> WORK INSTRUCTIONS:
Locate every line in the records below that contains the word "into", and copy each one.

[Stored dataset items]

----------------------------------------

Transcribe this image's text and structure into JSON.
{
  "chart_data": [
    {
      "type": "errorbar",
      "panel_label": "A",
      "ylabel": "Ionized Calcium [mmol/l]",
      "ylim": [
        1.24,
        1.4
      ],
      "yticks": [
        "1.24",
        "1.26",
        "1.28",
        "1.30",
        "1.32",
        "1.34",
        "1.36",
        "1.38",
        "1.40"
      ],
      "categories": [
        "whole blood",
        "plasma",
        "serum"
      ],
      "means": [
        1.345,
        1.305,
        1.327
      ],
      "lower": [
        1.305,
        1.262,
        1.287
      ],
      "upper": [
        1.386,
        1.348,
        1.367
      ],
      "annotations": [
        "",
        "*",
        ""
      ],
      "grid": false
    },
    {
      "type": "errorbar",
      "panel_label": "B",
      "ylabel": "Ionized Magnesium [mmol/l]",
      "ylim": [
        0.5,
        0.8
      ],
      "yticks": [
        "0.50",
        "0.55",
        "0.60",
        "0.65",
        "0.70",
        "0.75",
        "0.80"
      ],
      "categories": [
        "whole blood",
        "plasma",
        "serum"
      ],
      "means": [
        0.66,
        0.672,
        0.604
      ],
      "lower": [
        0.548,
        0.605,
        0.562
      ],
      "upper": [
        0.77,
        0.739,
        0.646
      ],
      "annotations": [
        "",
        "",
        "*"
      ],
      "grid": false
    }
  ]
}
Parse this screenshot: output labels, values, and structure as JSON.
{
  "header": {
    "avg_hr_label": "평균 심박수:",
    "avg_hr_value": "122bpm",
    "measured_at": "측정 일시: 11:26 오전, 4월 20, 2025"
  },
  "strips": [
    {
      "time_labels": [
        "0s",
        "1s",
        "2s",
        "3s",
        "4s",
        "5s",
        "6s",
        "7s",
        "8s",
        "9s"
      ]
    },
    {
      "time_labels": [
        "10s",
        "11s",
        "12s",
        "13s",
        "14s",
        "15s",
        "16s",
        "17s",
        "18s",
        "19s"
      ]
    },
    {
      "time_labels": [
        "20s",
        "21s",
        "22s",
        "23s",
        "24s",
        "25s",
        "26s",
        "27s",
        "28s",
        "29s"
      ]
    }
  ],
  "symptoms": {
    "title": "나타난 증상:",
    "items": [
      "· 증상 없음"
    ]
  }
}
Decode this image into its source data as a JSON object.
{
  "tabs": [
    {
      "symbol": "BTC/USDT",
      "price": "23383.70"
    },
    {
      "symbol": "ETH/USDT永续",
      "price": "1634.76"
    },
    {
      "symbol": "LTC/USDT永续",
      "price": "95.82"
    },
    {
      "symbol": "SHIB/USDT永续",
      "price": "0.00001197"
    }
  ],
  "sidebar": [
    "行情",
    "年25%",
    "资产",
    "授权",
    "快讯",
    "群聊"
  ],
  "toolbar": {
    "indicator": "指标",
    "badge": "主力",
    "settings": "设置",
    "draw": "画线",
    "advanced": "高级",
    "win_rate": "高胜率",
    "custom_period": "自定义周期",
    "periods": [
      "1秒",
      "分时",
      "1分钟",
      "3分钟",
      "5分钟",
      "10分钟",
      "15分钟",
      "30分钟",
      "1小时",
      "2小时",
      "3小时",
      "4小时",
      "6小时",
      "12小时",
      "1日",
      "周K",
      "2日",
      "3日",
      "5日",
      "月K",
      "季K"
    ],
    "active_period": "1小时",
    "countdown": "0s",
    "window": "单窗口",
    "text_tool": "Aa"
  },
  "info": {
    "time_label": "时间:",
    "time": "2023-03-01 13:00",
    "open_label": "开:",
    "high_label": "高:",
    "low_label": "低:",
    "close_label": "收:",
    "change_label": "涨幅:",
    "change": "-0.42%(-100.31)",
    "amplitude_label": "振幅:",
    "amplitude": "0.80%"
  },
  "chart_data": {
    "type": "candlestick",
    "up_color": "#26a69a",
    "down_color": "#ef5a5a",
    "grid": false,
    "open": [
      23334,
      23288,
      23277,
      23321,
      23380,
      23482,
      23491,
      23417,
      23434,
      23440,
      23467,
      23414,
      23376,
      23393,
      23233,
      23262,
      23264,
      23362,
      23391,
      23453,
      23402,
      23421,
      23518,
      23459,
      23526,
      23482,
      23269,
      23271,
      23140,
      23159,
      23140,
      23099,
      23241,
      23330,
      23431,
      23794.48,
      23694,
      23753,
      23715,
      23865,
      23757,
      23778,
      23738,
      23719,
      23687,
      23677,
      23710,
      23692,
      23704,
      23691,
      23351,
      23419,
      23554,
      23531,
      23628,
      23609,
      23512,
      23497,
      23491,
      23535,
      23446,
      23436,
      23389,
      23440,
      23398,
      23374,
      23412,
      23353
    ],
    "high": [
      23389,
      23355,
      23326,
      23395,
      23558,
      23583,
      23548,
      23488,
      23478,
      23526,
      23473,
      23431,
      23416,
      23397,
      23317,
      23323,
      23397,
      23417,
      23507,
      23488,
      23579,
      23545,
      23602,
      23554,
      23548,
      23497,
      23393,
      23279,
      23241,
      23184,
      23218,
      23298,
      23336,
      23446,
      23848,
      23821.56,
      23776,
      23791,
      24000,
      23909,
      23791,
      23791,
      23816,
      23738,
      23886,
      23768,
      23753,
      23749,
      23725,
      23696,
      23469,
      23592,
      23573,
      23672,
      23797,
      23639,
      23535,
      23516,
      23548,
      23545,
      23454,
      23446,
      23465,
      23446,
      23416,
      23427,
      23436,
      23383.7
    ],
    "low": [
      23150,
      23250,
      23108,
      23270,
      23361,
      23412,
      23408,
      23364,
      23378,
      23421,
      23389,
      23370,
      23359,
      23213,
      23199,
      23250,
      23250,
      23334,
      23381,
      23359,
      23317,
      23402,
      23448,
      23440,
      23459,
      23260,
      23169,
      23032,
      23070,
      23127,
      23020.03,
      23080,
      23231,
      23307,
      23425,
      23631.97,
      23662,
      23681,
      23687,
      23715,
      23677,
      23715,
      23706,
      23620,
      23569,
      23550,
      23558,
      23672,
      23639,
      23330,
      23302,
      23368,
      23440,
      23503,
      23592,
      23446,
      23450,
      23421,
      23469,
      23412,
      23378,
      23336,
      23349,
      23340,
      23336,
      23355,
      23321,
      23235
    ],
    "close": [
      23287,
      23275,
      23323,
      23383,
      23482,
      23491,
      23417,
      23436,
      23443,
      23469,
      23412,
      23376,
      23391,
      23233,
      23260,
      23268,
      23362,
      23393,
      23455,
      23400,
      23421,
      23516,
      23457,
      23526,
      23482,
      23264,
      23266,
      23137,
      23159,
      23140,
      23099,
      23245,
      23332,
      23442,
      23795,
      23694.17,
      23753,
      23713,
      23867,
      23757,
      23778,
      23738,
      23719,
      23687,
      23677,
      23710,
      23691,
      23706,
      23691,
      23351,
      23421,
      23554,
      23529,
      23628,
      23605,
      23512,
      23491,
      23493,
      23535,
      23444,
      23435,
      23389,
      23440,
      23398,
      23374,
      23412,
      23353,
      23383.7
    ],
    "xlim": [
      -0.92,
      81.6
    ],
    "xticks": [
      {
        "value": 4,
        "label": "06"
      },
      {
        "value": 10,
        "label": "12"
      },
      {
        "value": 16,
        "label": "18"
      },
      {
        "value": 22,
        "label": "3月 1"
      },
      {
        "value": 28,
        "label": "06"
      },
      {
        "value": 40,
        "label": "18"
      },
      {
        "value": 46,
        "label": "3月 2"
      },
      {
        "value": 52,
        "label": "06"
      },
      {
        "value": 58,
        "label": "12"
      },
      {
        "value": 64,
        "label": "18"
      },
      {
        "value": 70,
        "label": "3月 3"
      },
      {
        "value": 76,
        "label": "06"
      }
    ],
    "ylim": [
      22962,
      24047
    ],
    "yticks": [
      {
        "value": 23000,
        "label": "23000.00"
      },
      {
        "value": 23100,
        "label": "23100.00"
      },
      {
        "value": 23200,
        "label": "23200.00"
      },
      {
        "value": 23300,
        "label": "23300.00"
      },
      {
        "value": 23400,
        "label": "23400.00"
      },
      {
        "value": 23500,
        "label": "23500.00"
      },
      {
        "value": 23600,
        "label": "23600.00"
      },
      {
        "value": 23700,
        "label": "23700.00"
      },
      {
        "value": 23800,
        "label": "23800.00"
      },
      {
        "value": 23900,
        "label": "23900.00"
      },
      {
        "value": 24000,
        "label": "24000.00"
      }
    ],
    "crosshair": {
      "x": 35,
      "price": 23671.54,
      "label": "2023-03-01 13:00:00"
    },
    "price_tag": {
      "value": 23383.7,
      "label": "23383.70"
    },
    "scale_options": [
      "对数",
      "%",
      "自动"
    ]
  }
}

----------------------------------------

> THE RESPONSE:
Transcribe this image's text and structure into JSON.
Decode this image into its source data as a JSON object.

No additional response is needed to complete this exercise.